Directions.
Retype every entry word for word.

Supplied data.
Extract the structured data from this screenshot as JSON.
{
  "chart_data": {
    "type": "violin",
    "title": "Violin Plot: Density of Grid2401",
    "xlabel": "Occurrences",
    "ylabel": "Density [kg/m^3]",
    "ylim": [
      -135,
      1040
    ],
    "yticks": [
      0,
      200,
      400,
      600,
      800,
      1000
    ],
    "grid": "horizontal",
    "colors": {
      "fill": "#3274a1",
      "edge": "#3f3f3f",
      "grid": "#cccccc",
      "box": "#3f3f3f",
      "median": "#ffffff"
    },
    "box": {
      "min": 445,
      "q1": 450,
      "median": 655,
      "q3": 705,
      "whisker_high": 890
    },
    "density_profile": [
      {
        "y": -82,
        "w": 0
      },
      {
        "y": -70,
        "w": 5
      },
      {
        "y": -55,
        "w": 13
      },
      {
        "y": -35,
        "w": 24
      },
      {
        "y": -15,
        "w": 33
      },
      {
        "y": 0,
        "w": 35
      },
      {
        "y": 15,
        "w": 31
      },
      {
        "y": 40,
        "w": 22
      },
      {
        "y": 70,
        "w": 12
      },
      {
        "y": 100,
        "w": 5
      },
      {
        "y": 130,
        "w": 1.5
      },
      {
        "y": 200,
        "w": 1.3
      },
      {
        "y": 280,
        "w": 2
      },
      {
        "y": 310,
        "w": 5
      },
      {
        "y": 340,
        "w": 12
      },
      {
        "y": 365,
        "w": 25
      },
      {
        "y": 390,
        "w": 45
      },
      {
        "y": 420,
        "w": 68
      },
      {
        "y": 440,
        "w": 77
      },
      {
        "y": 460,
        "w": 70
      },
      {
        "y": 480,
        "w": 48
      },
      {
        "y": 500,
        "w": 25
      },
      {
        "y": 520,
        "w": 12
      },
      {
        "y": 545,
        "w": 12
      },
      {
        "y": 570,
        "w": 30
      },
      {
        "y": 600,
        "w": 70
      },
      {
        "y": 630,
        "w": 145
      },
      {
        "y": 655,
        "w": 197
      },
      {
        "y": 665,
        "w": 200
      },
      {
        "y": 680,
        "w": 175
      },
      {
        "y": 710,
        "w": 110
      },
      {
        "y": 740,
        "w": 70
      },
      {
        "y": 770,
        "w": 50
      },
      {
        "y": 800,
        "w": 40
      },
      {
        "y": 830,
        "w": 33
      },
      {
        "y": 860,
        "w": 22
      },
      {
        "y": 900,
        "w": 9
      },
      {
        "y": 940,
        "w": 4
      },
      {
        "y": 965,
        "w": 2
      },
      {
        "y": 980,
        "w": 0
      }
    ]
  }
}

Complete answer.
Extract the structured data from this screenshot as JSON.
{
  "chart_data": {
    "type": "violin",
    "title": "Violin Plot: Density of Grid2401",
    "xlabel": "Occurrences",
    "ylabel": "Density [kg/m^3]",
    "ylim": [
      -135,
      1040
    ],
    "yticks": [
      0,
      200,
      400,
      600,
      800,
      1000
    ],
    "grid": "horizontal",
    "colors": {
      "fill": "#3274a1",
      "edge": "#3f3f3f",
      "grid": "#cccccc",
      "box": "#3f3f3f",
      "median": "#ffffff"
    },
    "box": {
      "min": 445,
      "q1": 450,
      "median": 655,
      "q3": 705,
      "whisker_high": 890
    },
    "density_profile": [
      {
        "y": -82,
        "w": 0
      },
      {
        "y": -70,
        "w": 5
      },
      {
        "y": -55,
        "w": 13
      },
      {
        "y": -35,
        "w": 24
      },
      {
        "y": -15,
        "w": 33
      },
      {
        "y": 0,
        "w": 35
      },
      {
        "y": 15,
        "w": 31
      },
      {
        "y": 40,
        "w": 22
      },
      {
        "y": 70,
        "w": 12
      },
      {
        "y": 100,
        "w": 5
      },
      {
        "y": 130,
        "w": 1.5
      },
      {
        "y": 200,
        "w": 1.3
      },
      {
        "y": 280,
        "w": 2
      },
      {
        "y": 310,
        "w": 5
      },
      {
        "y": 340,
        "w": 12
      },
      {
        "y": 365,
        "w": 25
      },
      {
        "y": 390,
        "w": 45
      },
      {
        "y": 420,
        "w": 68
      },
      {
        "y": 440,
        "w": 77
      },
      {
        "y": 460,
        "w": 70
      },
      {
        "y": 480,
        "w": 48
      },
      {
        "y": 500,
        "w": 25
      },
      {
        "y": 520,
        "w": 12
      },
      {
        "y": 545,
        "w": 12
      },
      {
        "y": 570,
        "w": 30
      },
      {
        "y": 600,
        "w": 70
      },
      {
        "y": 630,
        "w": 145
      },
      {
        "y": 655,
        "w": 197
      },
      {
        "y": 665,
        "w": 200
      },
      {
        "y": 680,
        "w": 175
      },
      {
        "y": 710,
        "w": 110
      },
      {
        "y": 740,
        "w": 70
      },
      {
        "y": 770,
        "w": 50
      },
      {
        "y": 800,
        "w": 40
      },
      {
        "y": 830,
        "w": 33
      },
      {
        "y": 860,
        "w": 22
      },
      {
        "y": 900,
        "w": 9
      },
      {
        "y": 940,
        "w": 4
      },
      {
        "y": 965,
        "w": 2
      },
      {
        "y": 980,
        "w": 0
      }
    ]
  }
}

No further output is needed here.